Structured figure records:
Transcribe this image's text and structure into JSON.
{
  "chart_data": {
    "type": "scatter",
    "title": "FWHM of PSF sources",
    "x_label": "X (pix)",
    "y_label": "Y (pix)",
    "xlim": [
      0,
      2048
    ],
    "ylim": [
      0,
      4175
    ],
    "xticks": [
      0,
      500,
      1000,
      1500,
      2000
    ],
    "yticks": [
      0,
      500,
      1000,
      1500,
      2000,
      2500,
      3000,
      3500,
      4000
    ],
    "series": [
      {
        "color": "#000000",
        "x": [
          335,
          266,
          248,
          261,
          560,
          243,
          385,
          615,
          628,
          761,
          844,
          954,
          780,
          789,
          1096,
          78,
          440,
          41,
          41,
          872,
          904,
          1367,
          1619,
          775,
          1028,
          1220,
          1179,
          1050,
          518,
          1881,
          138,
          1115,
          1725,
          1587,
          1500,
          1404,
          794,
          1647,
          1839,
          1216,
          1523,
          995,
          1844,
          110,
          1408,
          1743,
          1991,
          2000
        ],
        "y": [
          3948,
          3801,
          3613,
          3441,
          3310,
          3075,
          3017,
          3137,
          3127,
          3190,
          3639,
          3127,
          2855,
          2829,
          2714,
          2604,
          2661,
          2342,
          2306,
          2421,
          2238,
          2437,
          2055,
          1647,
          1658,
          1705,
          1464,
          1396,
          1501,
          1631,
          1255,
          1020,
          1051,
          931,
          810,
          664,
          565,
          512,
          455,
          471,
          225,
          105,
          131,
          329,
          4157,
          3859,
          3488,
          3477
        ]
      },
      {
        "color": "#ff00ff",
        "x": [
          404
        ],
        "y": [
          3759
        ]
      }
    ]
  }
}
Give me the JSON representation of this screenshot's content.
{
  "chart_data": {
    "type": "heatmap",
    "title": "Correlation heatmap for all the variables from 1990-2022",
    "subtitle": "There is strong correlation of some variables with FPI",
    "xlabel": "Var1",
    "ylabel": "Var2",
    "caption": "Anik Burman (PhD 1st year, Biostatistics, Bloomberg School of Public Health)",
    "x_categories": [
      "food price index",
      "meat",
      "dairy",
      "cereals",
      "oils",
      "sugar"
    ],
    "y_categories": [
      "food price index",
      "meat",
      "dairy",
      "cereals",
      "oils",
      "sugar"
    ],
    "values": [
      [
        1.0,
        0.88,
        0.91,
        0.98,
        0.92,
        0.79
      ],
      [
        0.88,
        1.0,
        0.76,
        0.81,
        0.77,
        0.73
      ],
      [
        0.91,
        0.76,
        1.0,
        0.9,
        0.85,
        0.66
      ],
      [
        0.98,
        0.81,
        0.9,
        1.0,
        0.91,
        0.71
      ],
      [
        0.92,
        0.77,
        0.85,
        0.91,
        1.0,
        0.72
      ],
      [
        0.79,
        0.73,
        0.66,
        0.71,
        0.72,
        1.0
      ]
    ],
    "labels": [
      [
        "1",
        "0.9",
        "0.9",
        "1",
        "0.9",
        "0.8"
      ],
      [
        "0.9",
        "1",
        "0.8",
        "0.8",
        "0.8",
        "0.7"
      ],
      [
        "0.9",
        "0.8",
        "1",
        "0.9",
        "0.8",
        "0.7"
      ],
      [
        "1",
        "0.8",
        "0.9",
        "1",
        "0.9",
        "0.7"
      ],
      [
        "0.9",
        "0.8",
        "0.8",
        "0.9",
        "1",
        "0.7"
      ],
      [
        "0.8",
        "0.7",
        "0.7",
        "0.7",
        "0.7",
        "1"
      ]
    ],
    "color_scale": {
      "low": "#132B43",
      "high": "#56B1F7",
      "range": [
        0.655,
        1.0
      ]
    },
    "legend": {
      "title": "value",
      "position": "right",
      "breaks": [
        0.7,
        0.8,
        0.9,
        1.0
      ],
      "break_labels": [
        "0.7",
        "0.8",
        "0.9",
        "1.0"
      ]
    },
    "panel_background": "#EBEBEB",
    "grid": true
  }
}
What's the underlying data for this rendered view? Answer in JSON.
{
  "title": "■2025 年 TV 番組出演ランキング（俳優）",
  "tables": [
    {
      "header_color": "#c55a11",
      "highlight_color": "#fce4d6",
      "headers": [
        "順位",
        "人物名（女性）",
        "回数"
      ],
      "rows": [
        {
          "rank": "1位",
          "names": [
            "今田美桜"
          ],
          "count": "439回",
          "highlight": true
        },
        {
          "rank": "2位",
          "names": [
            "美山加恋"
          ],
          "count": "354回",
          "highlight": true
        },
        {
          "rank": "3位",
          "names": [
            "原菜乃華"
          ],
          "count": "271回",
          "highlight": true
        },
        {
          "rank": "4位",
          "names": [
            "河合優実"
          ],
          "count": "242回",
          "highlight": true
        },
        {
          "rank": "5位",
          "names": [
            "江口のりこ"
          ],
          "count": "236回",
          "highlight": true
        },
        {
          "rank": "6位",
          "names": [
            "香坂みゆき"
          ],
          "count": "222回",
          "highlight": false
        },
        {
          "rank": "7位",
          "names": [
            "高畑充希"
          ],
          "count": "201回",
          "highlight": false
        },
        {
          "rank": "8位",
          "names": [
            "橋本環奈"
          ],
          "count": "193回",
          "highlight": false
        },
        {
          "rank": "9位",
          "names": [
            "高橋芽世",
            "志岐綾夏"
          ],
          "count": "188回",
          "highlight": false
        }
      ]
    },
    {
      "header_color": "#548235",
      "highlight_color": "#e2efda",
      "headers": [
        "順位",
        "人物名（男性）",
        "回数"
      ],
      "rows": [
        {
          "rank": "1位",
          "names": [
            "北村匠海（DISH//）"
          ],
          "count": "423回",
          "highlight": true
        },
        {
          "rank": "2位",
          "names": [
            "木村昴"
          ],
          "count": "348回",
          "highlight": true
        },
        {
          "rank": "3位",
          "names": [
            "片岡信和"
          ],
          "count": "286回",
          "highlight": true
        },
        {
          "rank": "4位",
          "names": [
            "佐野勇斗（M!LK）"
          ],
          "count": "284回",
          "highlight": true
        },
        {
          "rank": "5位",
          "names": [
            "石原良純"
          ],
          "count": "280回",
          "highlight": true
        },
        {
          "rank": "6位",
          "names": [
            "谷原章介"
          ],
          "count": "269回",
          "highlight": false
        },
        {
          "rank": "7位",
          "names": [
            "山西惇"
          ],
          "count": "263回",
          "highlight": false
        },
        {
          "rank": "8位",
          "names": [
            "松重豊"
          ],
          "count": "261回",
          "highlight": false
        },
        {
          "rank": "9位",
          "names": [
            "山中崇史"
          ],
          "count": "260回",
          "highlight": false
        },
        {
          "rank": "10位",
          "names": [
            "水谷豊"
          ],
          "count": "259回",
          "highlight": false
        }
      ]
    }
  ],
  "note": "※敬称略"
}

--- Problem ---
Give every line of the material again, exactly as it reads.

--- Written response ---
Transcribe this image's text and structure into JSON.
{
  "chart_data": {
    "type": "scatter",
    "title": "FWHM of PSF sources",
    "x_label": "X (pix)",
    "y_label": "Y (pix)",
    "xlim": [
      0,
      2048
    ],
    "ylim": [
      0,
      4175
    ],
    "xticks": [
      0,
      500,
      1000,
      1500,
      2000
    ],
    "yticks": [
      0,
      500,
      1000,
      1500,
      2000,
      2500,
      3000,
      3500,
      4000
    ],
    "series": [
      {
        "color": "#000000",
        "x": [
          335,
          266,
          248,
          261,
          560,
          243,
          385,
          615,
          628,
          761,
          844,
          954,
          780,
          789,
          1096,
          78,
          440,
          41,
          41,
          872,
          904,
          1367,
          1619,
          775,
          1028,
          1220,
          1179,
          1050,
          518,
          1881,
          138,
          1115,
          1725,
          1587,
          1500,
          1404,
          794,
          1647,
          1839,
          1216,
          1523,
          995,
          1844,
          110,
          1408,
          1743,
          1991,
          2000
        ],
        "y": [
          3948,
          3801,
          3613,
          3441,
          3310,
          3075,
          3017,
          3137,
          3127,
          3190,
          3639,
          3127,
          2855,
          2829,
          2714,
          2604,
          2661,
          2342,
          2306,
          2421,
          2238,
          2437,
          2055,
          1647,
          1658,
          1705,
          1464,
          1396,
          1501,
          1631,
          1255,
          1020,
          1051,
          931,
          810,
          664,
          565,
          512,
          455,
          471,
          225,
          105,
          131,
          329,
          4157,
          3859,
          3488,
          3477
        ]
      },
      {
        "color": "#ff00ff",
        "x": [
          404
        ],
        "y": [
          3759
        ]
      }
    ]
  }
}
Give me the JSON representation of this screenshot's content.
{
  "chart_data": {
    "type": "heatmap",
    "title": "Correlation heatmap for all the variables from 1990-2022",
    "subtitle": "There is strong correlation of some variables with FPI",
    "xlabel": "Var1",
    "ylabel": "Var2",
    "caption": "Anik Burman (PhD 1st year, Biostatistics, Bloomberg School of Public Health)",
    "x_categories": [
      "food price index",
      "meat",
      "dairy",
      "cereals",
      "oils",
      "sugar"
    ],
    "y_categories": [
      "food price index",
      "meat",
      "dairy",
      "cereals",
      "oils",
      "sugar"
    ],
    "values": [
      [
        1.0,
        0.88,
        0.91,
        0.98,
        0.92,
        0.79
      ],
      [
        0.88,
        1.0,
        0.76,
        0.81,
        0.77,
        0.73
      ],
      [
        0.91,
        0.76,
        1.0,
        0.9,
        0.85,
        0.66
      ],
      [
        0.98,
        0.81,
        0.9,
        1.0,
        0.91,
        0.71
      ],
      [
        0.92,
        0.77,
        0.85,
        0.91,
        1.0,
        0.72
      ],
      [
        0.79,
        0.73,
        0.66,
        0.71,
        0.72,
        1.0
      ]
    ],
    "labels": [
      [
        "1",
        "0.9",
        "0.9",
        "1",
        "0.9",
        "0.8"
      ],
      [
        "0.9",
        "1",
        "0.8",
        "0.8",
        "0.8",
        "0.7"
      ],
      [
        "0.9",
        "0.8",
        "1",
        "0.9",
        "0.8",
        "0.7"
      ],
      [
        "1",
        "0.8",
        "0.9",
        "1",
        "0.9",
        "0.7"
      ],
      [
        "0.9",
        "0.8",
        "0.8",
        "0.9",
        "1",
        "0.7"
      ],
      [
        "0.8",
        "0.7",
        "0.7",
        "0.7",
        "0.7",
        "1"
      ]
    ],
    "color_scale": {
      "low": "#132B43",
      "high": "#56B1F7",
      "range": [
        0.655,
        1.0
      ]
    },
    "legend": {
      "title": "value",
      "position": "right",
      "breaks": [
        0.7,
        0.8,
        0.9,
        1.0
      ],
      "break_labels": [
        "0.7",
        "0.8",
        "0.9",
        "1.0"
      ]
    },
    "panel_background": "#EBEBEB",
    "grid": true
  }
}
What's the underlying data for this rendered view? Answer in JSON.
{
  "title": "■2025 年 TV 番組出演ランキング（俳優）",
  "tables": [
    {
      "header_color": "#c55a11",
      "highlight_color": "#fce4d6",
      "headers": [
        "順位",
        "人物名（女性）",
        "回数"
      ],
      "rows": [
        {
          "rank": "1位",
          "names": [
            "今田美桜"
          ],
          "count": "439回",
          "highlight": true
        },
        {
          "rank": "2位",
          "names": [
            "美山加恋"
          ],
          "count": "354回",
          "highlight": true
        },
        {
          "rank": "3位",
          "names": [
            "原菜乃華"
          ],
          "count": "271回",
          "highlight": true
        },
        {
          "rank": "4位",
          "names": [
            "河合優実"
          ],
          "count": "242回",
          "highlight": true
        },
        {
          "rank": "5位",
          "names": [
            "江口のりこ"
          ],
          "count": "236回",
          "highlight": true
        },
        {
          "rank": "6位",
          "names": [
            "香坂みゆき"
          ],
          "count": "222回",
          "highlight": false
        },
        {
          "rank": "7位",
          "names": [
            "高畑充希"
          ],
          "count": "201回",
          "highlight": false
        },
        {
          "rank": "8位",
          "names": [
            "橋本環奈"
          ],
          "count": "193回",
          "highlight": false
        },
        {
          "rank": "9位",
          "names": [
            "高橋芽世",
            "志岐綾夏"
          ],
          "count": "188回",
          "highlight": false
        }
      ]
    },
    {
      "header_color": "#548235",
      "highlight_color": "#e2efda",
      "headers": [
        "順位",
        "人物名（男性）",
        "回数"
      ],
      "rows": [
        {
          "rank": "1位",
          "names": [
            "北村匠海（DISH//）"
          ],
          "count": "423回",
          "highlight": true
        },
        {
          "rank": "2位",
          "names": [
            "木村昴"
          ],
          "count": "348回",
          "highlight": true
        },
        {
          "rank": "3位",
          "names": [
            "片岡信和"
          ],
          "count": "286回",
          "highlight": true
        },
        {
          "rank": "4位",
          "names": [
            "佐野勇斗（M!LK）"
          ],
          "count": "284回",
          "highlight": true
        },
        {
          "rank": "5位",
          "names": [
            "石原良純"
          ],
          "count": "280回",
          "highlight": true
        },
        {
          "rank": "6位",
          "names": [
            "谷原章介"
          ],
          "count": "269回",
          "highlight": false
        },
        {
          "rank": "7位",
          "names": [
            "山西惇"
          ],
          "count": "263回",
          "highlight": false
        },
        {
          "rank": "8位",
          "names": [
            "松重豊"
          ],
          "count": "261回",
          "highlight": false
        },
        {
          "rank": "9位",
          "names": [
            "山中崇史"
          ],
          "count": "260回",
          "highlight": false
        },
        {
          "rank": "10位",
          "names": [
            "水谷豊"
          ],
          "count": "259回",
          "highlight": false
        }
      ]
    }
  ],
  "note": "※敬称略"
}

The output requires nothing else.